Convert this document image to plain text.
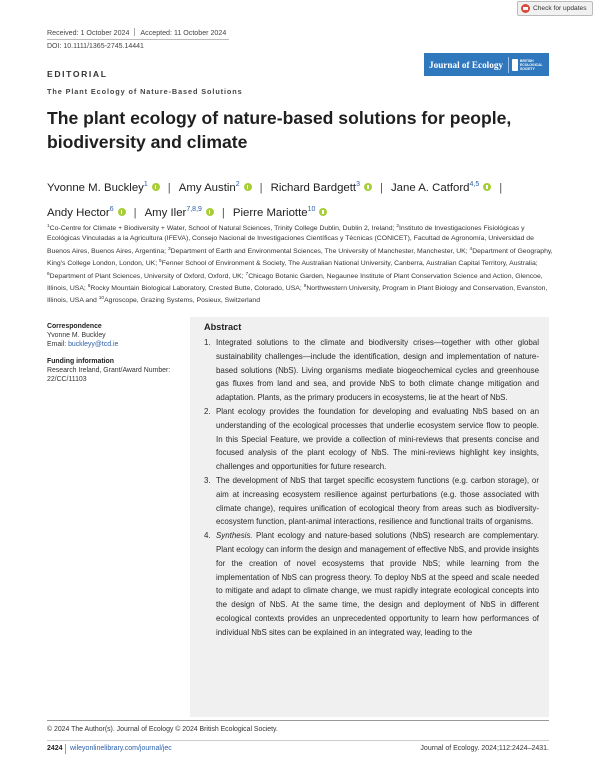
Check for updates
Received: 1 October 2024 Accepted: 11 October 2024
DOI: 10.1111/1365-2745.14441
Journal of Ecology	BRITISH
ECOLOGICAL
SOCIETY
EDITORIAL
The Plant Ecology of Nature-Based Solutions
The plant ecology of nature-based solutions for people, biodiversity and climate
Yvonne M. Buckley$^1$ | Amy Austin$^2$ | Richard Bardgett$^3$ | Jane A. Catford$^{4,5}$ |
Andy Hector$^6$ | Amy Iler$^{7,8,9}$ | Pierre Mariotte$^{10}$

$^1$Co-Centre for Climate + Biodiversity + Water, School of Natural Sciences, Trinity College Dublin, Dublin 2, Ireland; $^2$Instituto de Investigaciones Fisiológicas y Ecológicas Vinculadas a la Agricultura (IFEVA), Consejo Nacional de Investigaciones Científicas y Técnicas (CONICET), Facultad de Agronomía, Universidad de Buenos Aires, Buenos Aires, Argentina; $^3$Department of Earth and Environmental Sciences, The University of Manchester, Manchester, UK; $^4$Department of Geography, King's College London, London, UK; $^5$Fenner School of Environment & Society, The Australian National University, Canberra, Australian Capital Territory, Australia; $^6$Department of Plant Sciences, University of Oxford, Oxford, UK; $^7$Chicago Botanic Garden, Negaunee Institute of Plant Conservation Science and Action, Glencoe, Illinois, USA; $^8$Rocky Mountain Biological Laboratory, Crested Butte, Colorado, USA; $^9$Northwestern University, Program in Plant Biology and Conservation, Evanston, Illinois, USA and $^{10}$Agroscope, Grazing Systems, Posieux, Switzerland

Correspondence
Yvonne M. Buckley
Email: buckleyy@tcd.ie
Funding information
Research Ireland, Grant/Award Number: 22/CC/11103
Abstract
1. Integrated solutions to the climate and biodiversity crises—together with other global sustainability challenges—include the identification, design and implementation of nature-based solutions (NbS). Living organisms mediate biogeochemical cycles and greenhouse gas fluxes from land and sea, and provide NbS to both climate change mitigation and adaptation. Plants, as the primary producers in ecosystems, lie at the heart of NbS.
2. Plant ecology provides the foundation for developing and evaluating NbS based on an understanding of the ecological processes that underlie ecosystem service flow to people. In this Special Feature, we provide a collection of mini-reviews that presents concise and focused analysis of the plant ecology of NbS. The mini-reviews highlight key insights, challenges and opportunities for future research.
3. The development of NbS that target specific ecosystem functions (e.g. carbon storage), or aim at increasing ecosystem resilience against perturbations (e.g. those associated with climate change), requires unification of ecological theory from areas such as biodiversity-ecosystem function, plant-animal interactions, resilience and functional traits of organisms.
4. Synthesis. Plant ecology and nature-based solutions (NbS) research are complementary. Plant ecology can inform the design and management of effective NbS, and provide insights for the creation of novel ecosystems that provide NbS; while learning from the implementation of NbS can progress theory. To deploy NbS at the speed and scale needed to mitigate and adapt to climate change, we must rapidly integrate ecological concepts into the design of NbS. At the same time, the design and deployment of NbS in different ecological contexts provides an unprecedented opportunity to learn how performances of individual NbS sites can be explained in an integrated way, leading to the
© 2024 The Author(s). Journal of Ecology © 2024 British Ecological Society.
2424 wileyonlinelibrary.com/journal/jec	Journal of Ecology. 2024;112:2424–2431.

THE REQUEST >>
Omit the pictures. Transcribe every record exactly.

SOLUTION FOR THIS PROBLEM >>
Convert this document image to plain text.
Check for updates
Received: 1 October 2024 Accepted: 11 October 2024
DOI: 10.1111/1365-2745.14441
Journal of Ecology	BRITISH
ECOLOGICAL
SOCIETY
EDITORIAL
The Plant Ecology of Nature-Based Solutions
The plant ecology of nature-based solutions for people, biodiversity and climate
Yvonne M. Buckley$^1$ | Amy Austin$^2$ | Richard Bardgett$^3$ | Jane A. Catford$^{4,5}$ |
Andy Hector$^6$ | Amy Iler$^{7,8,9}$ | Pierre Mariotte$^{10}$

$^1$Co-Centre for Climate + Biodiversity + Water, School of Natural Sciences, Trinity College Dublin, Dublin 2, Ireland; $^2$Instituto de Investigaciones Fisiológicas y Ecológicas Vinculadas a la Agricultura (IFEVA), Consejo Nacional de Investigaciones Científicas y Técnicas (CONICET), Facultad de Agronomía, Universidad de Buenos Aires, Buenos Aires, Argentina; $^3$Department of Earth and Environmental Sciences, The University of Manchester, Manchester, UK; $^4$Department of Geography, King's College London, London, UK; $^5$Fenner School of Environment & Society, The Australian National University, Canberra, Australian Capital Territory, Australia; $^6$Department of Plant Sciences, University of Oxford, Oxford, UK; $^7$Chicago Botanic Garden, Negaunee Institute of Plant Conservation Science and Action, Glencoe, Illinois, USA; $^8$Rocky Mountain Biological Laboratory, Crested Butte, Colorado, USA; $^9$Northwestern University, Program in Plant Biology and Conservation, Evanston, Illinois, USA and $^{10}$Agroscope, Grazing Systems, Posieux, Switzerland

Correspondence
Yvonne M. Buckley
Email: buckleyy@tcd.ie
Funding information
Research Ireland, Grant/Award Number: 22/CC/11103
Abstract
1. Integrated solutions to the climate and biodiversity crises—together with other global sustainability challenges—include the identification, design and implementation of nature-based solutions (NbS). Living organisms mediate biogeochemical cycles and greenhouse gas fluxes from land and sea, and provide NbS to both climate change mitigation and adaptation. Plants, as the primary producers in ecosystems, lie at the heart of NbS.
2. Plant ecology provides the foundation for developing and evaluating NbS based on an understanding of the ecological processes that underlie ecosystem service flow to people. In this Special Feature, we provide a collection of mini-reviews that presents concise and focused analysis of the plant ecology of NbS. The mini-reviews highlight key insights, challenges and opportunities for future research.
3. The development of NbS that target specific ecosystem functions (e.g. carbon storage), or aim at increasing ecosystem resilience against perturbations (e.g. those associated with climate change), requires unification of ecological theory from areas such as biodiversity-ecosystem function, plant-animal interactions, resilience and functional traits of organisms.
4. Synthesis. Plant ecology and nature-based solutions (NbS) research are complementary. Plant ecology can inform the design and management of effective NbS, and provide insights for the creation of novel ecosystems that provide NbS; while learning from the implementation of NbS can progress theory. To deploy NbS at the speed and scale needed to mitigate and adapt to climate change, we must rapidly integrate ecological concepts into the design of NbS. At the same time, the design and deployment of NbS in different ecological contexts provides an unprecedented opportunity to learn how performances of individual NbS sites can be explained in an integrated way, leading to the
© 2024 The Author(s). Journal of Ecology © 2024 British Ecological Society.
2424 wileyonlinelibrary.com/journal/jec	Journal of Ecology. 2024;112:2424–2431.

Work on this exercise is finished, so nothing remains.